▸ **WRITTEN REQUEST**
What follows is a block of records; restate each one word for word.

▸ **EXTRACTED DATA**
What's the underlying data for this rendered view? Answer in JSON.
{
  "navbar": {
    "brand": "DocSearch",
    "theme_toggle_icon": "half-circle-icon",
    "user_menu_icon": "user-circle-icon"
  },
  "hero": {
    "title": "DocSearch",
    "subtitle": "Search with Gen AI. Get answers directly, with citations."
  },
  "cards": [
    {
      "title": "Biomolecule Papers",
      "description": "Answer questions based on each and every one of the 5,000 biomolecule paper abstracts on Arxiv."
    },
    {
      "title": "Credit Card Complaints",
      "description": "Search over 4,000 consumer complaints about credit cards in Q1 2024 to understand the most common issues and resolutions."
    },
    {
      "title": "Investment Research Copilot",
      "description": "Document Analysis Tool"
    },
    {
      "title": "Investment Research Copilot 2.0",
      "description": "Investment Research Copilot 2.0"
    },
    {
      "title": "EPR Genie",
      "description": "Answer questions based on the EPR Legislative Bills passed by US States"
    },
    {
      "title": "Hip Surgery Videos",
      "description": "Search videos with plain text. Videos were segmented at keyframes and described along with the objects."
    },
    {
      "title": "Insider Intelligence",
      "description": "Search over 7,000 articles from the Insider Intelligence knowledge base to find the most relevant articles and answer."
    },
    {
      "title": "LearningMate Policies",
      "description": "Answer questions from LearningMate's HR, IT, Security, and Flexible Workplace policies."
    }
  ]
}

▸ **RESULT OF THE EXERCISE**
What's the underlying data for this rendered view? Answer in JSON.
{
  "navbar": {
    "brand": "DocSearch",
    "theme_toggle_icon": "half-circle-icon",
    "user_menu_icon": "user-circle-icon"
  },
  "hero": {
    "title": "DocSearch",
    "subtitle": "Search with Gen AI. Get answers directly, with citations."
  },
  "cards": [
    {
      "title": "Biomolecule Papers",
      "description": "Answer questions based on each and every one of the 5,000 biomolecule paper abstracts on Arxiv."
    },
    {
      "title": "Credit Card Complaints",
      "description": "Search over 4,000 consumer complaints about credit cards in Q1 2024 to understand the most common issues and resolutions."
    },
    {
      "title": "Investment Research Copilot",
      "description": "Document Analysis Tool"
    },
    {
      "title": "Investment Research Copilot 2.0",
      "description": "Investment Research Copilot 2.0"
    },
    {
      "title": "EPR Genie",
      "description": "Answer questions based on the EPR Legislative Bills passed by US States"
    },
    {
      "title": "Hip Surgery Videos",
      "description": "Search videos with plain text. Videos were segmented at keyframes and described along with the objects."
    },
    {
      "title": "Insider Intelligence",
      "description": "Search over 7,000 articles from the Insider Intelligence knowledge base to find the most relevant articles and answer."
    },
    {
      "title": "LearningMate Policies",
      "description": "Answer questions from LearningMate's HR, IT, Security, and Flexible Workplace policies."
    }
  ]
}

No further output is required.